→ **DIRECTIONS FOR THIS TASK**
In the Spring configuration walkthrough, which two jars must be on the classpath when using the commons-dbcp BasicDataSource?

→ **DOCUMENT SEGMENT**
++++++

Okay, this was a lot of configuration data but, don’t worry, we’ll get into each little bit, one at a time and, by the end of this article, you’ll have all figured out.

In the first part, you basically have a boilerplate xml declaration of the required schemas. Those are needed so that your xml editor knows how to do auto completion and so that, when the xml configuration file gets parsed, the parser knows what is syntactically and semantically correct and what’s not.

Then you have a datasource bean declaration:

<bean id="dataSource" class="org.apache.commons.dbcp.BasicDataSource"
destroy-method="close">
<property name="driverClassName" value="com.mysql.jdbc.Driver"/>
<property name="url" value="jdbc:mysql://localhost/foobardb"/>
<property name="username" value="dbuser"/>
<property name="password" value="dbpass"/>
</bean>

This simply declares a configuration object with the datasource properties, which are the usual driver class name, connection URL and login credentials to the database. If you look closely, you’ll see that I’m using a commons-dbcp BasicDataSource. This means two things:

  1. the connections you’re going to get from this datasource are going to be pooled by the commons-dbcp driver
  2. you’ll have to put the commons-dbcp and commons-pool jars in the classpath

The next piece is quite simple:

<bean id="fooDao"
class="com.acme.backend.dao.FooDAOJdbc">
<property name="dataSource" ref="dataSource"/>
</bean>

This declares a DAO, plugs in a jdbc implementation class for it and injects the datasource as a property of the DAO.

<bean id="fooBarServiceImpl"
class="com.acme.backend.FooBarServiceImpl"/>

This declares the service implementation. In other words, this is the bean that implements the interface to our application. It is here merely because we need to declare a placeholder we’ll use in the transactional proxy declaration later.

<bean id="txManager"
class="org.springframework.jdbc.datasource.DataSourceTransactionManager">
<property name="dataSource" ref="dataSource"/>
</bean>

Here we have declared a transaction manager using Spring’s default DataSourceTransactionManager. Then, we inject the datasource property into the transaction manager bean so that it becomes aware of what it should operate upon.

++++++

→ **SUPPLIED INFORMATION**
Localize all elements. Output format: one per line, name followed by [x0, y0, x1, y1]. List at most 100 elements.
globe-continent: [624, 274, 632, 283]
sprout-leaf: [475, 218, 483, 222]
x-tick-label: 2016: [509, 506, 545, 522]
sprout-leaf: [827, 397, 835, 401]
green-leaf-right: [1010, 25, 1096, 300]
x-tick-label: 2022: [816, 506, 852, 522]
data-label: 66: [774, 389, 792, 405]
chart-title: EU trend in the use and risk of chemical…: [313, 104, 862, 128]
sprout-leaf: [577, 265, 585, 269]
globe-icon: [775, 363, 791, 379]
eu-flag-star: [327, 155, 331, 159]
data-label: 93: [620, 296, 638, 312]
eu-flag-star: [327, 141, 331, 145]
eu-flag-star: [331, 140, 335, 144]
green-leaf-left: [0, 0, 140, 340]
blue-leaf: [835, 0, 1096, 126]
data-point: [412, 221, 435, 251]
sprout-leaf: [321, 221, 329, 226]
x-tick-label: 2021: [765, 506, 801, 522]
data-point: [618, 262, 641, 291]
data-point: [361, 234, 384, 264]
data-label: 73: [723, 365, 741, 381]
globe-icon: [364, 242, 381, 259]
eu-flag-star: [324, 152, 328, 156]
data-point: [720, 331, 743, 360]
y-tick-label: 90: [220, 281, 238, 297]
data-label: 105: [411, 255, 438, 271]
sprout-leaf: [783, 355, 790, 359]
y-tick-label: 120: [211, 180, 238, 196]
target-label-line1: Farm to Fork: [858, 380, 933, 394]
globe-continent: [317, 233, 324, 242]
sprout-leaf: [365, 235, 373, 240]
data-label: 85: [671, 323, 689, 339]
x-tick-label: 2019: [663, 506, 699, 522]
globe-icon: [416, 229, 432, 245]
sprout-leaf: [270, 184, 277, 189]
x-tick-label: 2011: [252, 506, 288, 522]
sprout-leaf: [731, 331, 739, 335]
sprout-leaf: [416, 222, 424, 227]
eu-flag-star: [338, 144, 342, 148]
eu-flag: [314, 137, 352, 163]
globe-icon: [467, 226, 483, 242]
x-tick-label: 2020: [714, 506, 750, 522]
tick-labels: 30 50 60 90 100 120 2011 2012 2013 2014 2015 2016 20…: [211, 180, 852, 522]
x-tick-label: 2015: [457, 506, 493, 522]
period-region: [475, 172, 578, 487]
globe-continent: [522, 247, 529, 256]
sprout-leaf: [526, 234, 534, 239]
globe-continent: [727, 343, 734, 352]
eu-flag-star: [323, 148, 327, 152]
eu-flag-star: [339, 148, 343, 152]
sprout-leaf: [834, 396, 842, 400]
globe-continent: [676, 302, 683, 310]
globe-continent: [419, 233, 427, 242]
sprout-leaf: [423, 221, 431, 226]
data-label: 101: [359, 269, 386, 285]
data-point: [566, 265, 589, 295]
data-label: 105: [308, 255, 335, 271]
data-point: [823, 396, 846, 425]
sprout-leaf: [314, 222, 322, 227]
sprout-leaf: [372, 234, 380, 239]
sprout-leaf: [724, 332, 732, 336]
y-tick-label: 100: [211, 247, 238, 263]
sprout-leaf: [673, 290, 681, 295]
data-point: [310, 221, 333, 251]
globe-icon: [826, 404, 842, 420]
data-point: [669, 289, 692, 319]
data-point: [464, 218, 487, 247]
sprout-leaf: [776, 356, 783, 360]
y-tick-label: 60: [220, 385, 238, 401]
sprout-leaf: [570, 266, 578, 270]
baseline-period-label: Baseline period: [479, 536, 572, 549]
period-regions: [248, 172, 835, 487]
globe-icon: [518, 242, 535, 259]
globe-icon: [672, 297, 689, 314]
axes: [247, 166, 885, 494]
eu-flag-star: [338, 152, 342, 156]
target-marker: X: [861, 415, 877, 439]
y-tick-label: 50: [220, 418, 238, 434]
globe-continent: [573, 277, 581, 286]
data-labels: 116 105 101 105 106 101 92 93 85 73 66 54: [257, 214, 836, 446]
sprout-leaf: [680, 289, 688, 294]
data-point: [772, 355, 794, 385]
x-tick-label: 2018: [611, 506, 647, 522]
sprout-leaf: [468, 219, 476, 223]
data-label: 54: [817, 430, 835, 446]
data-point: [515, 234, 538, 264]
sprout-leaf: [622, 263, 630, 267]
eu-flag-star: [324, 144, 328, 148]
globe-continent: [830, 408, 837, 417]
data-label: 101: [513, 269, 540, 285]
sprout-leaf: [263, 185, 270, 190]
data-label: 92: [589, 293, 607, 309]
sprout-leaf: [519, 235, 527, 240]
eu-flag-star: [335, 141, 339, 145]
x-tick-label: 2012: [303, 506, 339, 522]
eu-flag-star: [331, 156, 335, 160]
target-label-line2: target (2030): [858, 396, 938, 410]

++++++

→ **WRITTEN ANSWER**
The commons-dbcp and commons-pool jars.